**** TASK MATERIAL ****

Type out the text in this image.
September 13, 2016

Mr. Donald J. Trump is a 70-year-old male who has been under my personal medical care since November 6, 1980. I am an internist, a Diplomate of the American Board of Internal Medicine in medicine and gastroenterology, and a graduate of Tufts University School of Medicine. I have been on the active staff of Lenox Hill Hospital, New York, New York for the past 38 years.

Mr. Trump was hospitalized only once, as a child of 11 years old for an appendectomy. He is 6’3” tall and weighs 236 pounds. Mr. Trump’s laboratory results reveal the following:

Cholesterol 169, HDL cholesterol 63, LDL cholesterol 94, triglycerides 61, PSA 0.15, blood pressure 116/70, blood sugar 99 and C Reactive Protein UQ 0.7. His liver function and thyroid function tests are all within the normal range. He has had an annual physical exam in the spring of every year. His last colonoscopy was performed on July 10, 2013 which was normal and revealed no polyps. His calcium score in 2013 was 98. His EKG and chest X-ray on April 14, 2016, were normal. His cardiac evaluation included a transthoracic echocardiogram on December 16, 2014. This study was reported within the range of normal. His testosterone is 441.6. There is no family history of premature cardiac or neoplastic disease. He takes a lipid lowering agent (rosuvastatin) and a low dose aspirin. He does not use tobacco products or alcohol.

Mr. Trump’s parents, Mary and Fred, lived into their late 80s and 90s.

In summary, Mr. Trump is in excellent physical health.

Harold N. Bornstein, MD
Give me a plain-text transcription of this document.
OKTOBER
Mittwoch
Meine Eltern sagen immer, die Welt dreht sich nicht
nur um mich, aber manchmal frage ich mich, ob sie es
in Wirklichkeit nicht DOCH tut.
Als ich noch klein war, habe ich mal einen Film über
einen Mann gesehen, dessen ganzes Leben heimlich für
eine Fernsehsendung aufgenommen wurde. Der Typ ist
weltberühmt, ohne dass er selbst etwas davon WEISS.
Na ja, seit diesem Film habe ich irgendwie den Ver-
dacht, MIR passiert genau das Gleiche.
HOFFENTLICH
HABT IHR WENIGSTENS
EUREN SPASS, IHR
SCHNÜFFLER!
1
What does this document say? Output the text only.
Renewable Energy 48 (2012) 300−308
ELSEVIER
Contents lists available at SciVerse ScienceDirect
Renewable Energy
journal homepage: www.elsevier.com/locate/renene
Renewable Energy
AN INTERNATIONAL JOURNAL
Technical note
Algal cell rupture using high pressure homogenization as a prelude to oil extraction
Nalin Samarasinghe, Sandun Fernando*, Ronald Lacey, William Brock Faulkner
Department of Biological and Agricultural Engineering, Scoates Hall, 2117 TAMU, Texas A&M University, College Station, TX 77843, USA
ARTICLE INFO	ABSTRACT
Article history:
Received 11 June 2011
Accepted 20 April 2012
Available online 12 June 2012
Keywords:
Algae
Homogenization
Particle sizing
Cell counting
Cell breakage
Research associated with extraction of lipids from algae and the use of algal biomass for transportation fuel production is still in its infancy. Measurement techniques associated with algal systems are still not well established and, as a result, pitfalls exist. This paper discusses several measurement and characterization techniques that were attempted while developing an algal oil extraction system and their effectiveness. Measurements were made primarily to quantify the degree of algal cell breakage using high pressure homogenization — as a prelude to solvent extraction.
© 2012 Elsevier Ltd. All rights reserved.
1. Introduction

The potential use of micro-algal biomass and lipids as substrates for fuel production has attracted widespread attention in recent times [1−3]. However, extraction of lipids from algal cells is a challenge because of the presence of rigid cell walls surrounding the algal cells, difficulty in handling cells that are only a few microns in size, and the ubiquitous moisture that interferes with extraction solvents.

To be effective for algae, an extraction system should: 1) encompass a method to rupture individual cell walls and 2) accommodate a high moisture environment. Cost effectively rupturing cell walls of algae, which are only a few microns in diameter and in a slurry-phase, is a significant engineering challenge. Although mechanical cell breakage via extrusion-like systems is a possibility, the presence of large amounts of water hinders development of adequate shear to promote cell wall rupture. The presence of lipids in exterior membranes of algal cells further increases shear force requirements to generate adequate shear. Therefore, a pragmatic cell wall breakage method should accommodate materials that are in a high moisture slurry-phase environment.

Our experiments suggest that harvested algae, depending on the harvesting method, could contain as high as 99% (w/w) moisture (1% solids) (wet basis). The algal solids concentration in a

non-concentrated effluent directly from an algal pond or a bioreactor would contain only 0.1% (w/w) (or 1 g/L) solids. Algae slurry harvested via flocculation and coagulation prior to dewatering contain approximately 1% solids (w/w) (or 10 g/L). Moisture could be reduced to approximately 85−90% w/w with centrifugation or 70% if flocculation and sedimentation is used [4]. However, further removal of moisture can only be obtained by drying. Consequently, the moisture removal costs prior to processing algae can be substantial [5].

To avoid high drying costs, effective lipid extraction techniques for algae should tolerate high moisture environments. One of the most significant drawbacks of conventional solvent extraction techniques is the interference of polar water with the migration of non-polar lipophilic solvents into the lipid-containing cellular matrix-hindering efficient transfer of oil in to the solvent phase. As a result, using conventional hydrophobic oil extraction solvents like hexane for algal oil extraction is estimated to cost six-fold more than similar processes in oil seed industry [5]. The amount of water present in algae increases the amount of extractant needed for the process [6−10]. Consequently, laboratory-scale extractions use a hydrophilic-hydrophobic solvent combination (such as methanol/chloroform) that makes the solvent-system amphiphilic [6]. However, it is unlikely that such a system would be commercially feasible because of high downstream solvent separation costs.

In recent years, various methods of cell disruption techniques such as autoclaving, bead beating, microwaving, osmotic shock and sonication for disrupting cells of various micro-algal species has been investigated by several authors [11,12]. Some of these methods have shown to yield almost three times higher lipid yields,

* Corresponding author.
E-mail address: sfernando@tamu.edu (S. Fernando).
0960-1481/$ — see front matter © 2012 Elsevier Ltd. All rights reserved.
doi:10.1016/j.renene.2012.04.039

****

▶ **PROBLEM TO WORK ON**
Which lines of the data above contain the string "renene"? Copy each of them.

▶ **TASK OUTPUT**
journal homepage: www.elsevier.com/locate/renene
doi:10.1016/j.renene.2012.04.039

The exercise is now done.